**INSTRUCTIONS FOR THE TASK:** List every line in this data where the string "Functions" occurs.

**LISTED ENTRIES:**
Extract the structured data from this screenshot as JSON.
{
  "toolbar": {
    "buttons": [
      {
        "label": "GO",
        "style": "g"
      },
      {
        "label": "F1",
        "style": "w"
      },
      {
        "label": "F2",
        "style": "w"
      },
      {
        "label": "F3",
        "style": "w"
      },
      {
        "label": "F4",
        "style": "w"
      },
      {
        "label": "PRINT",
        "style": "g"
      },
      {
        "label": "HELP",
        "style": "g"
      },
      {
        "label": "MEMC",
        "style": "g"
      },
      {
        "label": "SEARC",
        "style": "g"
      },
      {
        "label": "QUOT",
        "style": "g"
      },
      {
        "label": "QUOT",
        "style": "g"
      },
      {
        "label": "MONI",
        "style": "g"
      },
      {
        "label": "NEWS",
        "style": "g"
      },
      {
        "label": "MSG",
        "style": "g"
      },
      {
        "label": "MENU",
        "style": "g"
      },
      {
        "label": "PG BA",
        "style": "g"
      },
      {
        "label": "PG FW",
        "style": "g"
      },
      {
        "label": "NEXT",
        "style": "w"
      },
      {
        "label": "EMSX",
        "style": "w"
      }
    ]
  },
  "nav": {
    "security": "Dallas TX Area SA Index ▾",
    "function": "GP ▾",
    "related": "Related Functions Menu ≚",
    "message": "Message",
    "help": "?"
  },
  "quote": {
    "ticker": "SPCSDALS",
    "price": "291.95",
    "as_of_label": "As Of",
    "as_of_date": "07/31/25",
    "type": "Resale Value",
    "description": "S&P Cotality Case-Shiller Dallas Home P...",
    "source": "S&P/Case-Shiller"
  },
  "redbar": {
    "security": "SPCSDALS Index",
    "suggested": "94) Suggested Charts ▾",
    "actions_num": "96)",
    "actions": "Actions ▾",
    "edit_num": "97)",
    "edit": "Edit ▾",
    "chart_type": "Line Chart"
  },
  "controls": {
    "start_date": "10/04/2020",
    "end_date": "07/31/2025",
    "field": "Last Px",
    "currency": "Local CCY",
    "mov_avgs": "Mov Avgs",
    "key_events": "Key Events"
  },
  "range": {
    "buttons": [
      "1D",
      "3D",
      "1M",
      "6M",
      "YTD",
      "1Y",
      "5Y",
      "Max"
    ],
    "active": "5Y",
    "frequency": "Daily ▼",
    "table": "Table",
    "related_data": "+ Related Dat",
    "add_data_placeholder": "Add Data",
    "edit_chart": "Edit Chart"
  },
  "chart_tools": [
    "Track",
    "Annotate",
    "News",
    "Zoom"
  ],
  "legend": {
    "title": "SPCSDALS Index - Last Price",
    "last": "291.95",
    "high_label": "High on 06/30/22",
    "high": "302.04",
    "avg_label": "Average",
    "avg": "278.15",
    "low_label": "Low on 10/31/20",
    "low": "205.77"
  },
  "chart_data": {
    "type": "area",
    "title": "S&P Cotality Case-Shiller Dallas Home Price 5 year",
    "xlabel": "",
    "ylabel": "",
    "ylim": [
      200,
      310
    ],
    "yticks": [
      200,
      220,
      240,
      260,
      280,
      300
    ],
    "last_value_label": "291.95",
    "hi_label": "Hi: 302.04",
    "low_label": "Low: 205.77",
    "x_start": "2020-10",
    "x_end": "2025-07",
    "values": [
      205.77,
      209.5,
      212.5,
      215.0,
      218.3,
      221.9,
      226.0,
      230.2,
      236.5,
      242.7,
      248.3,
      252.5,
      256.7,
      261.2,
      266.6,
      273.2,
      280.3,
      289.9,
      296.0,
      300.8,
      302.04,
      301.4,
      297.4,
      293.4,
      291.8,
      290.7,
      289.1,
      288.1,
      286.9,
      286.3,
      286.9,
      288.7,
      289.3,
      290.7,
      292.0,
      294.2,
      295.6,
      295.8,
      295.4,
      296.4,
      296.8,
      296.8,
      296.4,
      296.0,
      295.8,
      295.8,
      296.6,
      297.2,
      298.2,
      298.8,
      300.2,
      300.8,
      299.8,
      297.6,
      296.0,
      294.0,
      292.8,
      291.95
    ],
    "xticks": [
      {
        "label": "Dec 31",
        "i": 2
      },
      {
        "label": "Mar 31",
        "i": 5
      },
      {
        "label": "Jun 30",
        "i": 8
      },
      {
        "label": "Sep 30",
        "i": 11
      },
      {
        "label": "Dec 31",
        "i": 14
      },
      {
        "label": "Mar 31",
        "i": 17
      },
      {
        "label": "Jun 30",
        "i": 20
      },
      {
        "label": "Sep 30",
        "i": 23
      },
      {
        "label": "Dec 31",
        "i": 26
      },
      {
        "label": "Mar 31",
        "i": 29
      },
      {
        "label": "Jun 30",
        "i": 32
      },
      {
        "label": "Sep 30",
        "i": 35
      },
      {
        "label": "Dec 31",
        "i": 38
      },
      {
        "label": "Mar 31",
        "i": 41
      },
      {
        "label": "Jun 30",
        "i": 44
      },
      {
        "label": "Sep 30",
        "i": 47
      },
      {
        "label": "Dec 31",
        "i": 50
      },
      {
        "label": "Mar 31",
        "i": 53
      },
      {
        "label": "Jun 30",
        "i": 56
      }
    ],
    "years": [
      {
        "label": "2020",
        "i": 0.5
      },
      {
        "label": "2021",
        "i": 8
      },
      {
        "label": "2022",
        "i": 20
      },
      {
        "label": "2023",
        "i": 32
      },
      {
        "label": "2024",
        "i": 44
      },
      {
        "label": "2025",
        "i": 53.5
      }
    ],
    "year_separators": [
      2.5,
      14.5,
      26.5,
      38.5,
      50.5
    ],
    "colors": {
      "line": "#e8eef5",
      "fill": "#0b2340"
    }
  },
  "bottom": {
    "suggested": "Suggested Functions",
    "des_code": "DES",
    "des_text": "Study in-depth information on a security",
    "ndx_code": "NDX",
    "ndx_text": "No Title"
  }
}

--

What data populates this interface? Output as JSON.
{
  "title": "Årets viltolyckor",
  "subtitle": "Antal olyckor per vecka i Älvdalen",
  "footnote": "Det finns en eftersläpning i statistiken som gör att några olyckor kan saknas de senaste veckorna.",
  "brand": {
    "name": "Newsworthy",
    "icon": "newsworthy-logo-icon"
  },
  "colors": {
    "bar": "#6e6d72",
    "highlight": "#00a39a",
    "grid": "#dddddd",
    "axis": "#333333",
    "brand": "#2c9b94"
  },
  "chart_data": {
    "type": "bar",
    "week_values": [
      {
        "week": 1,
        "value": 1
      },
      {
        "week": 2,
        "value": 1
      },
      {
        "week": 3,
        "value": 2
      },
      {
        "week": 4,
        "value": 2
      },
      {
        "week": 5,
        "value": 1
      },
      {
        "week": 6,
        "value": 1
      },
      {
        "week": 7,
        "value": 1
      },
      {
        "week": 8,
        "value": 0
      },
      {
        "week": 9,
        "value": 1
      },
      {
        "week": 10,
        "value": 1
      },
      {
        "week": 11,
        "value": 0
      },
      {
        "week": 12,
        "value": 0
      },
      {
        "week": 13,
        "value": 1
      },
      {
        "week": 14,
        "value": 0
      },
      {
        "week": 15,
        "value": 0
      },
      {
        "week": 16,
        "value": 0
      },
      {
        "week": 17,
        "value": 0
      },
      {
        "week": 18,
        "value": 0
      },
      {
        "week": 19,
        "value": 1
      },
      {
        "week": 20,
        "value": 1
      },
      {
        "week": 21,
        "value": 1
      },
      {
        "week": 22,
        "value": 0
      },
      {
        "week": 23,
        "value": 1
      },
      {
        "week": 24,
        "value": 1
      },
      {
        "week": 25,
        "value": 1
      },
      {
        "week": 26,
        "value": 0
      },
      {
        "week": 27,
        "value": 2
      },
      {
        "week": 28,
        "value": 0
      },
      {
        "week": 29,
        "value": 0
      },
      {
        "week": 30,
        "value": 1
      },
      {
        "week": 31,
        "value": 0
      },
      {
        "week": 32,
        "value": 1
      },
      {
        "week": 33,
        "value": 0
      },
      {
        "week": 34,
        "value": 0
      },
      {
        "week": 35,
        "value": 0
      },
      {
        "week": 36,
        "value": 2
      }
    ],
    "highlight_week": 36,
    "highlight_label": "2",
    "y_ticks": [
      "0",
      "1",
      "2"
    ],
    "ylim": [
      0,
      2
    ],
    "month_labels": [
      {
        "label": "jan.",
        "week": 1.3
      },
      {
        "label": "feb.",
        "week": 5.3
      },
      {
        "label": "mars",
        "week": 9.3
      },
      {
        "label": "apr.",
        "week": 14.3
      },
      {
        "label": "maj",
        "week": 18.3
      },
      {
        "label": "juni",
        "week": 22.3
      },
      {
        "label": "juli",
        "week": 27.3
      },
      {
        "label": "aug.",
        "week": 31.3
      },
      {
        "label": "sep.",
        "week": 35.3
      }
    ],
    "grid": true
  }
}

**THE RESULT:**
    "related": "Related Functions Menu ≚",
    "suggested": "Suggested Functions",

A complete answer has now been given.